[Collection entries]

################

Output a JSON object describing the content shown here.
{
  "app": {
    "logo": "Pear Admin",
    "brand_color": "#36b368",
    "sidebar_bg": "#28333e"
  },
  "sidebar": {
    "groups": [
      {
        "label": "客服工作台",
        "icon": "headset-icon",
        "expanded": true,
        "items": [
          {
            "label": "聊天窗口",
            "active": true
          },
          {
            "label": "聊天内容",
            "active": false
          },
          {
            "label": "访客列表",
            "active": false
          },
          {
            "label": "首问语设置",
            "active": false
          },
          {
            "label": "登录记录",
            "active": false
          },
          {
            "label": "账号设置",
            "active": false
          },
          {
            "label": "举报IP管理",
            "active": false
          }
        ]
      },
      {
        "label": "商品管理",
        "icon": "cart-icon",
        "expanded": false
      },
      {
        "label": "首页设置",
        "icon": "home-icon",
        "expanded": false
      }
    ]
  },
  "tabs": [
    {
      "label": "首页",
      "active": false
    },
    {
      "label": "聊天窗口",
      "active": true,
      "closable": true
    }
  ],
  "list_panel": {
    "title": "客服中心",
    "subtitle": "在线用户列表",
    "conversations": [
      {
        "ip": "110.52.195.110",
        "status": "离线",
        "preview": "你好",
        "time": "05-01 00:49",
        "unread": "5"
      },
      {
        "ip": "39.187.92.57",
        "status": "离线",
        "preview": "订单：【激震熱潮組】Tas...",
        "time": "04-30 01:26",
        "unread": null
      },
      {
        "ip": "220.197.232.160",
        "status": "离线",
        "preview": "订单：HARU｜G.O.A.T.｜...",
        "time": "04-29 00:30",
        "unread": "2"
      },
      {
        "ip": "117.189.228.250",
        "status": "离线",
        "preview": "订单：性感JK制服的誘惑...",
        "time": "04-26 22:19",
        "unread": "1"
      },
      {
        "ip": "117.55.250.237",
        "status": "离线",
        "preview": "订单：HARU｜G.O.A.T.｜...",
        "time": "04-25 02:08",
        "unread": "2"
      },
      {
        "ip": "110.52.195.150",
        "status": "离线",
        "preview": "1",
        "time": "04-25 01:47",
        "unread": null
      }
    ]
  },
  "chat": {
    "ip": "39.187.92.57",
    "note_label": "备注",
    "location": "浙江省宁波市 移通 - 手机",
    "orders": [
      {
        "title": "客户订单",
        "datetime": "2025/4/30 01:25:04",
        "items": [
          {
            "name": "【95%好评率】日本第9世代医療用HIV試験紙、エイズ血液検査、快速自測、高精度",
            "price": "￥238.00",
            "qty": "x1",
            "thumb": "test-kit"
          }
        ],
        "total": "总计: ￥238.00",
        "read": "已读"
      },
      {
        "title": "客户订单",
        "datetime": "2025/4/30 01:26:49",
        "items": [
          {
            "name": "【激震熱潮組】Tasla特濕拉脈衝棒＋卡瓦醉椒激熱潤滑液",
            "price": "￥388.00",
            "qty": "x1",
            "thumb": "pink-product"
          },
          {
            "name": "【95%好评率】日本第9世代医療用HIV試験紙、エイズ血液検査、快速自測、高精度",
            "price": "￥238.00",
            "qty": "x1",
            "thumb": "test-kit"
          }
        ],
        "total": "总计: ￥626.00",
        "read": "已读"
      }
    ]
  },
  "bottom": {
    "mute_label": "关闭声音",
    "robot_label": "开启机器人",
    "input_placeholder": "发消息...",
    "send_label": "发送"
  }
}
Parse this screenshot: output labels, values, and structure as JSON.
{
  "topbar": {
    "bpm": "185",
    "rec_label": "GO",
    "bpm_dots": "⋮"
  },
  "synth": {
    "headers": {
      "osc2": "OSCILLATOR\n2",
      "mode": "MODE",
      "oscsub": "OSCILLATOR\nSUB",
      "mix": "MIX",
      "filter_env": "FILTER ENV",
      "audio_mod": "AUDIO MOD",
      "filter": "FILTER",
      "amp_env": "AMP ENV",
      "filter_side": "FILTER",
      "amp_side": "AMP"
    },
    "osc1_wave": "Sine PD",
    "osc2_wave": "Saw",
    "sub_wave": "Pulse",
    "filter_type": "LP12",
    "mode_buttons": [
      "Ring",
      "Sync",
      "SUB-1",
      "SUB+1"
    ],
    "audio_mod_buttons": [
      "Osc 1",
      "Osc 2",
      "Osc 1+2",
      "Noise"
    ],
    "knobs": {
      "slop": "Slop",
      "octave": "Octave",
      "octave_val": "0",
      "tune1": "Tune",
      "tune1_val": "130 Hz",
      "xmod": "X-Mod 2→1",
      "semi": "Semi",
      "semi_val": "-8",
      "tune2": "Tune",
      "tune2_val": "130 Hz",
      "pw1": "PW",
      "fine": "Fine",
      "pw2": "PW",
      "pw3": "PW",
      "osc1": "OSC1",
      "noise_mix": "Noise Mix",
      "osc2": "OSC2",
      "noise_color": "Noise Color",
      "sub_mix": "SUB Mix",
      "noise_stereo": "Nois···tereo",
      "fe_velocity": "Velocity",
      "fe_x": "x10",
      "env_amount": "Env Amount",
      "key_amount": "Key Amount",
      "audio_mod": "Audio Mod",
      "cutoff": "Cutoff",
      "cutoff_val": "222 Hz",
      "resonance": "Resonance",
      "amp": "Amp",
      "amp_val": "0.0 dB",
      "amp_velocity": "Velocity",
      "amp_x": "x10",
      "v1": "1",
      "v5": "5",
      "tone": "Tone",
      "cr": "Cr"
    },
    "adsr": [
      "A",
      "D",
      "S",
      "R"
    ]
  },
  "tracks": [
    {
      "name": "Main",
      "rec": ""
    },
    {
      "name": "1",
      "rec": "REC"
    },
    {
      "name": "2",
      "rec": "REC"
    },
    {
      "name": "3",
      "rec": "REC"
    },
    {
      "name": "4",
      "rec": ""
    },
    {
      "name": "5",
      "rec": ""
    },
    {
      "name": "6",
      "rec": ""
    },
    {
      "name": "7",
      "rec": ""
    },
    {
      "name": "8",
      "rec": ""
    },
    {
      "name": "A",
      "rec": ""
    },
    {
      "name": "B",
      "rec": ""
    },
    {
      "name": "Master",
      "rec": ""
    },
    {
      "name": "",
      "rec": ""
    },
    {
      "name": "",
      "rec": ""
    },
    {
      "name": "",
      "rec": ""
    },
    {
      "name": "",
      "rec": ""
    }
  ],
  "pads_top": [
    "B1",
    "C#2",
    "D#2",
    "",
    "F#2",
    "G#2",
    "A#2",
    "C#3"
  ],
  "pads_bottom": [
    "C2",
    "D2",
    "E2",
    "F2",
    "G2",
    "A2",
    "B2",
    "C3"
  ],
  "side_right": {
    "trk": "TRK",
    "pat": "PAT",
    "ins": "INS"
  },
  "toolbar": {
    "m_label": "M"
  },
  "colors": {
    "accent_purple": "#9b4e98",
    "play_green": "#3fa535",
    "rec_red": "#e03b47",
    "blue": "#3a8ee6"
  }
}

################

Aim of the task - Can you restate every record above word for word?

Result -
Output a JSON object describing the content shown here.
{
  "app": {
    "logo": "Pear Admin",
    "brand_color": "#36b368",
    "sidebar_bg": "#28333e"
  },
  "sidebar": {
    "groups": [
      {
        "label": "客服工作台",
        "icon": "headset-icon",
        "expanded": true,
        "items": [
          {
            "label": "聊天窗口",
            "active": true
          },
          {
            "label": "聊天内容",
            "active": false
          },
          {
            "label": "访客列表",
            "active": false
          },
          {
            "label": "首问语设置",
            "active": false
          },
          {
            "label": "登录记录",
            "active": false
          },
          {
            "label": "账号设置",
            "active": false
          },
          {
            "label": "举报IP管理",
            "active": false
          }
        ]
      },
      {
        "label": "商品管理",
        "icon": "cart-icon",
        "expanded": false
      },
      {
        "label": "首页设置",
        "icon": "home-icon",
        "expanded": false
      }
    ]
  },
  "tabs": [
    {
      "label": "首页",
      "active": false
    },
    {
      "label": "聊天窗口",
      "active": true,
      "closable": true
    }
  ],
  "list_panel": {
    "title": "客服中心",
    "subtitle": "在线用户列表",
    "conversations": [
      {
        "ip": "110.52.195.110",
        "status": "离线",
        "preview": "你好",
        "time": "05-01 00:49",
        "unread": "5"
      },
      {
        "ip": "39.187.92.57",
        "status": "离线",
        "preview": "订单：【激震熱潮組】Tas...",
        "time": "04-30 01:26",
        "unread": null
      },
      {
        "ip": "220.197.232.160",
        "status": "离线",
        "preview": "订单：HARU｜G.O.A.T.｜...",
        "time": "04-29 00:30",
        "unread": "2"
      },
      {
        "ip": "117.189.228.250",
        "status": "离线",
        "preview": "订单：性感JK制服的誘惑...",
        "time": "04-26 22:19",
        "unread": "1"
      },
      {
        "ip": "117.55.250.237",
        "status": "离线",
        "preview": "订单：HARU｜G.O.A.T.｜...",
        "time": "04-25 02:08",
        "unread": "2"
      },
      {
        "ip": "110.52.195.150",
        "status": "离线",
        "preview": "1",
        "time": "04-25 01:47",
        "unread": null
      }
    ]
  },
  "chat": {
    "ip": "39.187.92.57",
    "note_label": "备注",
    "location": "浙江省宁波市 移通 - 手机",
    "orders": [
      {
        "title": "客户订单",
        "datetime": "2025/4/30 01:25:04",
        "items": [
          {
            "name": "【95%好评率】日本第9世代医療用HIV試験紙、エイズ血液検査、快速自測、高精度",
            "price": "￥238.00",
            "qty": "x1",
            "thumb": "test-kit"
          }
        ],
        "total": "总计: ￥238.00",
        "read": "已读"
      },
      {
        "title": "客户订单",
        "datetime": "2025/4/30 01:26:49",
        "items": [
          {
            "name": "【激震熱潮組】Tasla特濕拉脈衝棒＋卡瓦醉椒激熱潤滑液",
            "price": "￥388.00",
            "qty": "x1",
            "thumb": "pink-product"
          },
          {
            "name": "【95%好评率】日本第9世代医療用HIV試験紙、エイズ血液検査、快速自測、高精度",
            "price": "￥238.00",
            "qty": "x1",
            "thumb": "test-kit"
          }
        ],
        "total": "总计: ￥626.00",
        "read": "已读"
      }
    ]
  },
  "bottom": {
    "mute_label": "关闭声音",
    "robot_label": "开启机器人",
    "input_placeholder": "发消息...",
    "send_label": "发送"
  }
}
Parse this screenshot: output labels, values, and structure as JSON.
{
  "topbar": {
    "bpm": "185",
    "rec_label": "GO",
    "bpm_dots": "⋮"
  },
  "synth": {
    "headers": {
      "osc2": "OSCILLATOR\n2",
      "mode": "MODE",
      "oscsub": "OSCILLATOR\nSUB",
      "mix": "MIX",
      "filter_env": "FILTER ENV",
      "audio_mod": "AUDIO MOD",
      "filter": "FILTER",
      "amp_env": "AMP ENV",
      "filter_side": "FILTER",
      "amp_side": "AMP"
    },
    "osc1_wave": "Sine PD",
    "osc2_wave": "Saw",
    "sub_wave": "Pulse",
    "filter_type": "LP12",
    "mode_buttons": [
      "Ring",
      "Sync",
      "SUB-1",
      "SUB+1"
    ],
    "audio_mod_buttons": [
      "Osc 1",
      "Osc 2",
      "Osc 1+2",
      "Noise"
    ],
    "knobs": {
      "slop": "Slop",
      "octave": "Octave",
      "octave_val": "0",
      "tune1": "Tune",
      "tune1_val": "130 Hz",
      "xmod": "X-Mod 2→1",
      "semi": "Semi",
      "semi_val": "-8",
      "tune2": "Tune",
      "tune2_val": "130 Hz",
      "pw1": "PW",
      "fine": "Fine",
      "pw2": "PW",
      "pw3": "PW",
      "osc1": "OSC1",
      "noise_mix": "Noise Mix",
      "osc2": "OSC2",
      "noise_color": "Noise Color",
      "sub_mix": "SUB Mix",
      "noise_stereo": "Nois···tereo",
      "fe_velocity": "Velocity",
      "fe_x": "x10",
      "env_amount": "Env Amount",
      "key_amount": "Key Amount",
      "audio_mod": "Audio Mod",
      "cutoff": "Cutoff",
      "cutoff_val": "222 Hz",
      "resonance": "Resonance",
      "amp": "Amp",
      "amp_val": "0.0 dB",
      "amp_velocity": "Velocity",
      "amp_x": "x10",
      "v1": "1",
      "v5": "5",
      "tone": "Tone",
      "cr": "Cr"
    },
    "adsr": [
      "A",
      "D",
      "S",
      "R"
    ]
  },
  "tracks": [
    {
      "name": "Main",
      "rec": ""
    },
    {
      "name": "1",
      "rec": "REC"
    },
    {
      "name": "2",
      "rec": "REC"
    },
    {
      "name": "3",
      "rec": "REC"
    },
    {
      "name": "4",
      "rec": ""
    },
    {
      "name": "5",
      "rec": ""
    },
    {
      "name": "6",
      "rec": ""
    },
    {
      "name": "7",
      "rec": ""
    },
    {
      "name": "8",
      "rec": ""
    },
    {
      "name": "A",
      "rec": ""
    },
    {
      "name": "B",
      "rec": ""
    },
    {
      "name": "Master",
      "rec": ""
    },
    {
      "name": "",
      "rec": ""
    },
    {
      "name": "",
      "rec": ""
    },
    {
      "name": "",
      "rec": ""
    },
    {
      "name": "",
      "rec": ""
    }
  ],
  "pads_top": [
    "B1",
    "C#2",
    "D#2",
    "",
    "F#2",
    "G#2",
    "A#2",
    "C#3"
  ],
  "pads_bottom": [
    "C2",
    "D2",
    "E2",
    "F2",
    "G2",
    "A2",
    "B2",
    "C3"
  ],
  "side_right": {
    "trk": "TRK",
    "pat": "PAT",
    "ins": "INS"
  },
  "toolbar": {
    "m_label": "M"
  },
  "colors": {
    "accent_purple": "#9b4e98",
    "play_green": "#3fa535",
    "rec_red": "#e03b47",
    "blue": "#3a8ee6"
  }
}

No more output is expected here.